#### DATASET EXCERPTS ####

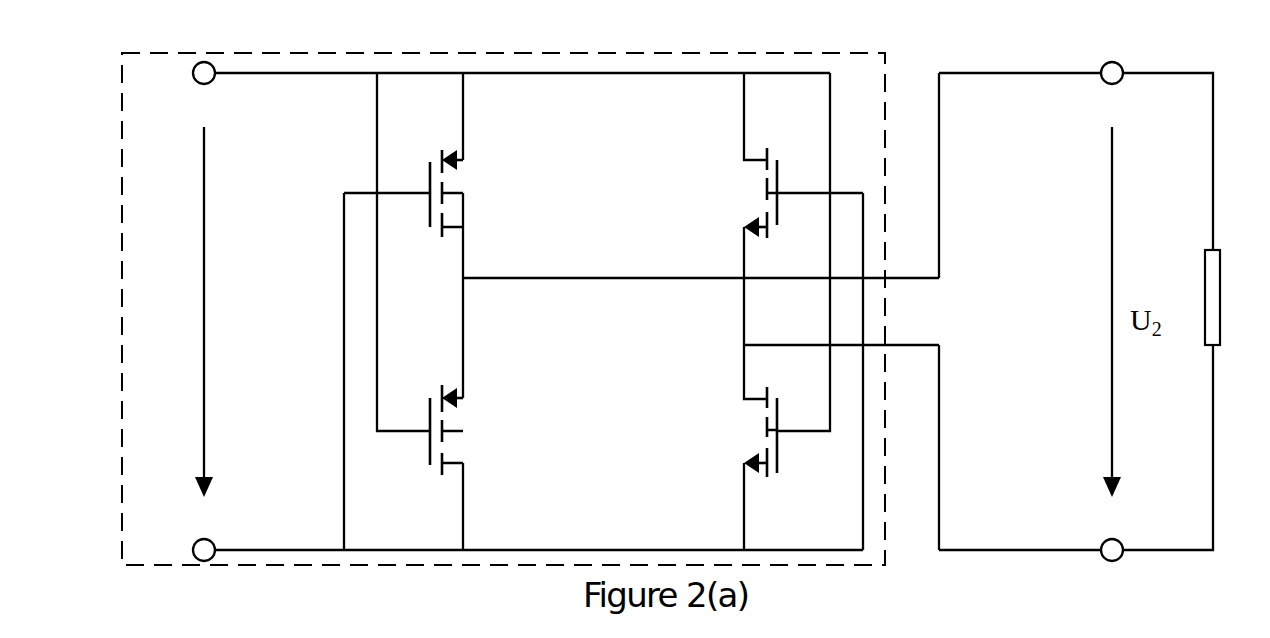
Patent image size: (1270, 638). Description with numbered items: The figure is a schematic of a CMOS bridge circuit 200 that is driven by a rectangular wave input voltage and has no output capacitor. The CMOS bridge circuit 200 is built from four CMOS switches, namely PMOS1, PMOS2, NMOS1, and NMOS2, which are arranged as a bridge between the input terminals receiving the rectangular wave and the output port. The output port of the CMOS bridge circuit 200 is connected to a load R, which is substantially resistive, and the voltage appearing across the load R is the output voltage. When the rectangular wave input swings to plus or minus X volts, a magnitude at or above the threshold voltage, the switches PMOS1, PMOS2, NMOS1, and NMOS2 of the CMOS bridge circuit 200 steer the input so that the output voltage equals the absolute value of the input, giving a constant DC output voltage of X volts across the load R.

The CMOS bridge circuit 200 is at (906, 64).
The CMOS switch PMOS1 is at (517, 193).
The CMOS switch PMOS2 is at (517, 430).
The CMOS switch NMOS1 is at (710, 193).
The CMOS switch NMOS2 is at (710, 432).
The load R is at (1199, 297).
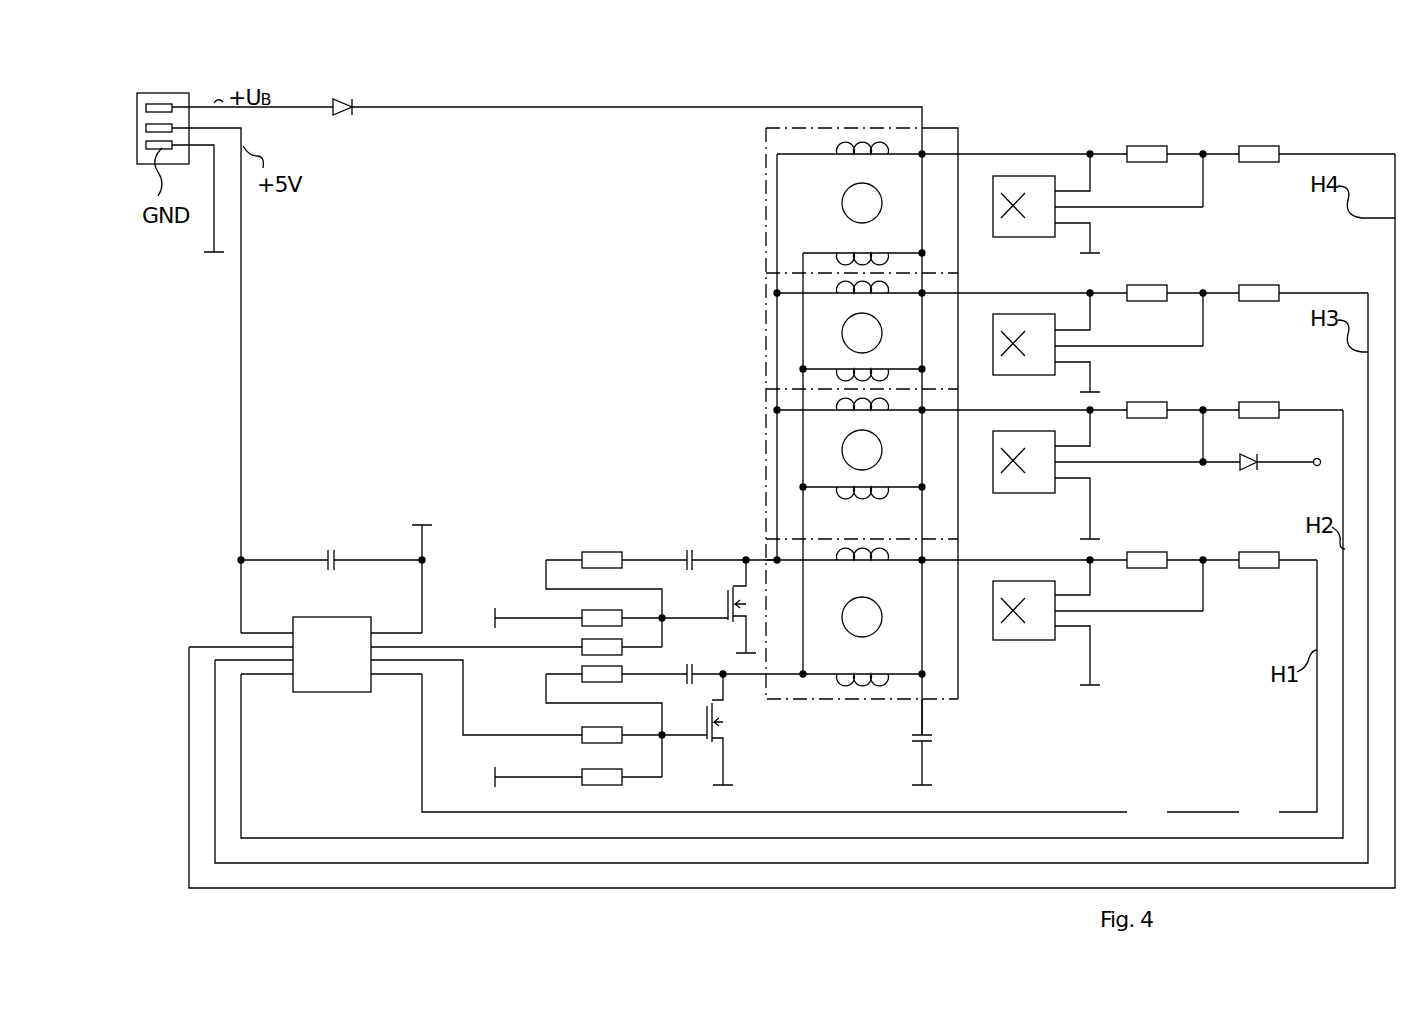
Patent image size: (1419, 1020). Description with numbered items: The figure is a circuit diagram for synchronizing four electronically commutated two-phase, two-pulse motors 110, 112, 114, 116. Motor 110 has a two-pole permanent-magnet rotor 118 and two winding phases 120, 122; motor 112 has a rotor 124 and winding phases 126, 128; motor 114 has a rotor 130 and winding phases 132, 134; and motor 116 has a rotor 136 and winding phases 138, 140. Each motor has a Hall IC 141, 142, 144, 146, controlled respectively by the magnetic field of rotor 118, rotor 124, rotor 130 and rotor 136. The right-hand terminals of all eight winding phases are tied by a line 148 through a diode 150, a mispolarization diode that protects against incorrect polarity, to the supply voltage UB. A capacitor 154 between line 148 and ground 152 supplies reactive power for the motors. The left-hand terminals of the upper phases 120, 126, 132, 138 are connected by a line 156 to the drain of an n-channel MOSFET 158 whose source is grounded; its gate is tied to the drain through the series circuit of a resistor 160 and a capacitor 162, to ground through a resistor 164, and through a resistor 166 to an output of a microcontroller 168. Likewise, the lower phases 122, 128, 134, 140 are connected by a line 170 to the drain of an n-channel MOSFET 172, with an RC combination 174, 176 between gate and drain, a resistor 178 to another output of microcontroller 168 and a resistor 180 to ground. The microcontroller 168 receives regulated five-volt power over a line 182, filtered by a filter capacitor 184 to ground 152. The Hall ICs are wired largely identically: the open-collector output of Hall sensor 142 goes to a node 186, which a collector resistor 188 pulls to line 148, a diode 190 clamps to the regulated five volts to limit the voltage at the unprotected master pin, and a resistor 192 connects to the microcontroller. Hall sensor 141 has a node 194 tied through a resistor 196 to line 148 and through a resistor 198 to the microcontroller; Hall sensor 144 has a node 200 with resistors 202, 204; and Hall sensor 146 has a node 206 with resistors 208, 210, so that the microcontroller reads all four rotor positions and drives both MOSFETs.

The electronically commutated motor 110 is at (766, 558).
The electronically commutated motor 112 is at (766, 415).
The electronically commutated motor 114 is at (766, 297).
The electronically commutated motor 116 is at (766, 200).
The permanent-magnet rotor 118 is at (878, 640).
The winding phase 120 is at (856, 568).
The winding phase 122 is at (856, 665).
The rotor 124 is at (878, 459).
The winding phase 126 is at (854, 422).
The winding phase 128 is at (856, 498).
The rotor 130 is at (878, 342).
The winding phase 132 is at (854, 301).
The winding phase 134 is at (857, 364).
The rotor 136 is at (878, 219).
The winding phase 138 is at (854, 163).
The winding phase 140 is at (857, 241).
The Hall IC 141 is at (1006, 630).
The Hall IC 142 is at (1006, 483).
The Hall IC 144 is at (1006, 364).
The Hall IC 146 is at (1006, 226).
The line 148 is at (923, 115).
The diode 150 is at (343, 115).
The ground 152 is at (210, 242).
The capacitor 154 is at (928, 735).
The line 156 is at (777, 234).
The n-channel MOSFET 158 is at (728, 600).
The resistor 160 is at (561, 566).
The capacitor 162 is at (677, 549).
The resistor 164 is at (561, 620).
The resistor 166 is at (561, 654).
The microcontroller 168 is at (331, 692).
The line 170 is at (803, 353).
The n-channel MOSFET 172 is at (726, 692).
The resistor 174 is at (561, 681).
The capacitor 176 is at (683, 676).
The resistor 178 is at (561, 741).
The resistor 180 is at (574, 789).
The line 182 is at (241, 488).
The filter capacitor 184 is at (333, 550).
The node 186 is at (1204, 406).
The collector resistor 188 is at (1147, 403).
The diode 190 is at (1253, 450).
The resistor 192 is at (1272, 406).
The node 194 is at (1204, 556).
The resistor 196 is at (1147, 553).
The resistor 198 is at (1260, 568).
The node 200 is at (1204, 289).
The resistor 202 is at (1147, 286).
The resistor 204 is at (1272, 289).
The node 206 is at (1204, 150).
The resistor 208 is at (1147, 147).
The resistor 210 is at (1272, 150).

####

YOUR INSTRUCTIONS –
Revise the data above by changing each "Patent image size" to "Drawing size" and keeping everything else unchanged. Leave the pictures out of your answer.

TASK RESPONSE –
Drawing size: (1270, 638). Description with numbered items: The figure is a schematic of a CMOS bridge circuit 200 that is driven by a rectangular wave input voltage and has no output capacitor. The CMOS bridge circuit 200 is built from four CMOS switches, namely PMOS1, PMOS2, NMOS1, and NMOS2, which are arranged as a bridge between the input terminals receiving the rectangular wave and the output port. The output port of the CMOS bridge circuit 200 is connected to a load R, which is substantially resistive, and the voltage appearing across the load R is the output voltage. When the rectangular wave input swings to plus or minus X volts, a magnitude at or above the threshold voltage, the switches PMOS1, PMOS2, NMOS1, and NMOS2 of the CMOS bridge circuit 200 steer the input so that the output voltage equals the absolute value of the input, giving a constant DC output voltage of X volts across the load R.

The CMOS bridge circuit 200 is at (906, 64).
The CMOS switch PMOS1 is at (517, 193).
The CMOS switch PMOS2 is at (517, 430).
The CMOS switch NMOS1 is at (710, 193).
The CMOS switch NMOS2 is at (710, 432).
The load R is at (1199, 297).
Drawing size: (1419, 1020). Description with numbered items: The figure is a circuit diagram for synchronizing four electronically commutated two-phase, two-pulse motors 110, 112, 114, 116. Motor 110 has a two-pole permanent-magnet rotor 118 and two winding phases 120, 122; motor 112 has a rotor 124 and winding phases 126, 128; motor 114 has a rotor 130 and winding phases 132, 134; and motor 116 has a rotor 136 and winding phases 138, 140. Each motor has a Hall IC 141, 142, 144, 146, controlled respectively by the magnetic field of rotor 118, rotor 124, rotor 130 and rotor 136. The right-hand terminals of all eight winding phases are tied by a line 148 through a diode 150, a mispolarization diode that protects against incorrect polarity, to the supply voltage UB. A capacitor 154 between line 148 and ground 152 supplies reactive power for the motors. The left-hand terminals of the upper phases 120, 126, 132, 138 are connected by a line 156 to the drain of an n-channel MOSFET 158 whose source is grounded; its gate is tied to the drain through the series circuit of a resistor 160 and a capacitor 162, to ground through a resistor 164, and through a resistor 166 to an output of a microcontroller 168. Likewise, the lower phases 122, 128, 134, 140 are connected by a line 170 to the drain of an n-channel MOSFET 172, with an RC combination 174, 176 between gate and drain, a resistor 178 to another output of microcontroller 168 and a resistor 180 to ground. The microcontroller 168 receives regulated five-volt power over a line 182, filtered by a filter capacitor 184 to ground 152. The Hall ICs are wired largely identically: the open-collector output of Hall sensor 142 goes to a node 186, which a collector resistor 188 pulls to line 148, a diode 190 clamps to the regulated five volts to limit the voltage at the unprotected master pin, and a resistor 192 connects to the microcontroller. Hall sensor 141 has a node 194 tied through a resistor 196 to line 148 and through a resistor 198 to the microcontroller; Hall sensor 144 has a node 200 with resistors 202, 204; and Hall sensor 146 has a node 206 with resistors 208, 210, so that the microcontroller reads all four rotor positions and drives both MOSFETs.

The electronically commutated motor 110 is at (766, 558).
The electronically commutated motor 112 is at (766, 415).
The electronically commutated motor 114 is at (766, 297).
The electronically commutated motor 116 is at (766, 200).
The permanent-magnet rotor 118 is at (878, 640).
The winding phase 120 is at (856, 568).
The winding phase 122 is at (856, 665).
The rotor 124 is at (878, 459).
The winding phase 126 is at (854, 422).
The winding phase 128 is at (856, 498).
The rotor 130 is at (878, 342).
The winding phase 132 is at (854, 301).
The winding phase 134 is at (857, 364).
The rotor 136 is at (878, 219).
The winding phase 138 is at (854, 163).
The winding phase 140 is at (857, 241).
The Hall IC 141 is at (1006, 630).
The Hall IC 142 is at (1006, 483).
The Hall IC 144 is at (1006, 364).
The Hall IC 146 is at (1006, 226).
The line 148 is at (923, 115).
The diode 150 is at (343, 115).
The ground 152 is at (210, 242).
The capacitor 154 is at (928, 735).
The line 156 is at (777, 234).
The n-channel MOSFET 158 is at (728, 600).
The resistor 160 is at (561, 566).
The capacitor 162 is at (677, 549).
The resistor 164 is at (561, 620).
The resistor 166 is at (561, 654).
The microcontroller 168 is at (331, 692).
The line 170 is at (803, 353).
The n-channel MOSFET 172 is at (726, 692).
The resistor 174 is at (561, 681).
The capacitor 176 is at (683, 676).
The resistor 178 is at (561, 741).
The resistor 180 is at (574, 789).
The line 182 is at (241, 488).
The filter capacitor 184 is at (333, 550).
The node 186 is at (1204, 406).
The collector resistor 188 is at (1147, 403).
The diode 190 is at (1253, 450).
The resistor 192 is at (1272, 406).
The node 194 is at (1204, 556).
The resistor 196 is at (1147, 553).
The resistor 198 is at (1260, 568).
The node 200 is at (1204, 289).
The resistor 202 is at (1147, 286).
The resistor 204 is at (1272, 289).
The node 206 is at (1204, 150).
The resistor 208 is at (1147, 147).
The resistor 210 is at (1272, 150).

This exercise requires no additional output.